*Required work*
Check each line of the listing for the word "candlestick" and give only the number of lines that have it.

[Entries from a visual dataset]

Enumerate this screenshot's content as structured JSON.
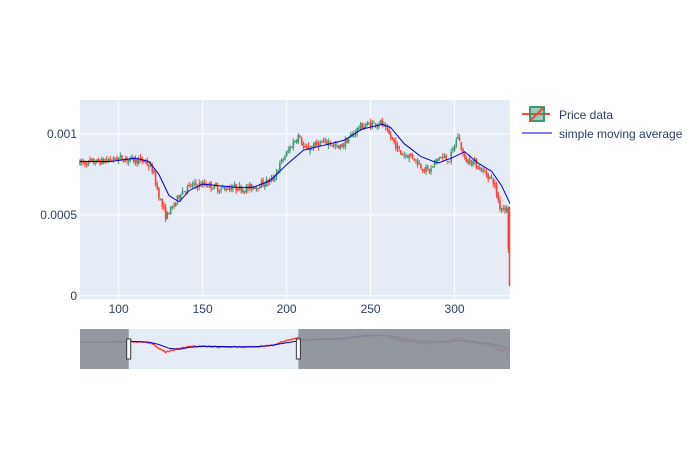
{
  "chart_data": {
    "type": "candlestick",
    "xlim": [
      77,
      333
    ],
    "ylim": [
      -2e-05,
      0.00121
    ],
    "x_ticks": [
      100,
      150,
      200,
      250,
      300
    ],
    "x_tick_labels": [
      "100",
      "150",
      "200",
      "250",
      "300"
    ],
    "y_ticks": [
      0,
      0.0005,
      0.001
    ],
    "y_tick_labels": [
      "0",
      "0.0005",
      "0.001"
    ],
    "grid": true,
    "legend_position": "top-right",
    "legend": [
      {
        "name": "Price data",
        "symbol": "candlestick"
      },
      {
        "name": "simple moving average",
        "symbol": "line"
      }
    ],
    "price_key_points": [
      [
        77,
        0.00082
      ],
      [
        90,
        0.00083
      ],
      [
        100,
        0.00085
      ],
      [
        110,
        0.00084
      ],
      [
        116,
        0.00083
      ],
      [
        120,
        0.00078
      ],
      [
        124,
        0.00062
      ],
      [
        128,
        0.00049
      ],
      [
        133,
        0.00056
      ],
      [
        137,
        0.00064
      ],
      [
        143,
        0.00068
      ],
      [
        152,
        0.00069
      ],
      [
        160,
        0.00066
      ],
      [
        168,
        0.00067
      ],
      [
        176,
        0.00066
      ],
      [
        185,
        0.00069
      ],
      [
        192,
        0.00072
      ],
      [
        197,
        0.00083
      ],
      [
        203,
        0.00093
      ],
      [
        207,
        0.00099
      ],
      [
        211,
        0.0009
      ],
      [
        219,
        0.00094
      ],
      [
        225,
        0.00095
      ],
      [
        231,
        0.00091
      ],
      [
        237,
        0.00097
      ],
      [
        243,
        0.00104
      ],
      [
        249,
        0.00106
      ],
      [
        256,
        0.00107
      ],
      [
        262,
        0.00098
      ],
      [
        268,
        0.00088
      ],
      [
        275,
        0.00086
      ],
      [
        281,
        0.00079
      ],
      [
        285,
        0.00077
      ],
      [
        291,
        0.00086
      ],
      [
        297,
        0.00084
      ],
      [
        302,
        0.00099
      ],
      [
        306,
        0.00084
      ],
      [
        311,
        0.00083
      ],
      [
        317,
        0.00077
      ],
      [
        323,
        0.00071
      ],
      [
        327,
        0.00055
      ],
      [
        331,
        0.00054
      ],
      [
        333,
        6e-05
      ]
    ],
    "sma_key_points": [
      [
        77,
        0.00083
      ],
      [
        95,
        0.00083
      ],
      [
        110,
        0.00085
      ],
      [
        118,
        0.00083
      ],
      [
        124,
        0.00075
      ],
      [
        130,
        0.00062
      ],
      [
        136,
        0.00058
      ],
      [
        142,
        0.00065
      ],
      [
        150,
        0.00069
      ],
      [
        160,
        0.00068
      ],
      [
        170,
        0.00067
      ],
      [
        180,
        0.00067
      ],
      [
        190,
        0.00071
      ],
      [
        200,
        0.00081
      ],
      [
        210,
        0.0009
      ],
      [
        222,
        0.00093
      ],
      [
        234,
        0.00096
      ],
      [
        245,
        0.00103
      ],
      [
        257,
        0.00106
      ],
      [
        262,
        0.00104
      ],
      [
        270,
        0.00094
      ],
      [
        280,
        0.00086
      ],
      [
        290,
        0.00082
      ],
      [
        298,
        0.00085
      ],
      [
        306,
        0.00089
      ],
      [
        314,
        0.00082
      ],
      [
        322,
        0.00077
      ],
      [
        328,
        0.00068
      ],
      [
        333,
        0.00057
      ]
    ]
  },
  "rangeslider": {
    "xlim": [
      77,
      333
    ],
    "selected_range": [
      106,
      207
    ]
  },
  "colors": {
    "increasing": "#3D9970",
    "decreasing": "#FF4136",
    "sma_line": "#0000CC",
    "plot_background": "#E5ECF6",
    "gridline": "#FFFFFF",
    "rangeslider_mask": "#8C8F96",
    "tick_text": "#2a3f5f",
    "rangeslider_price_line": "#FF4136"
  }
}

*Answer in full*
2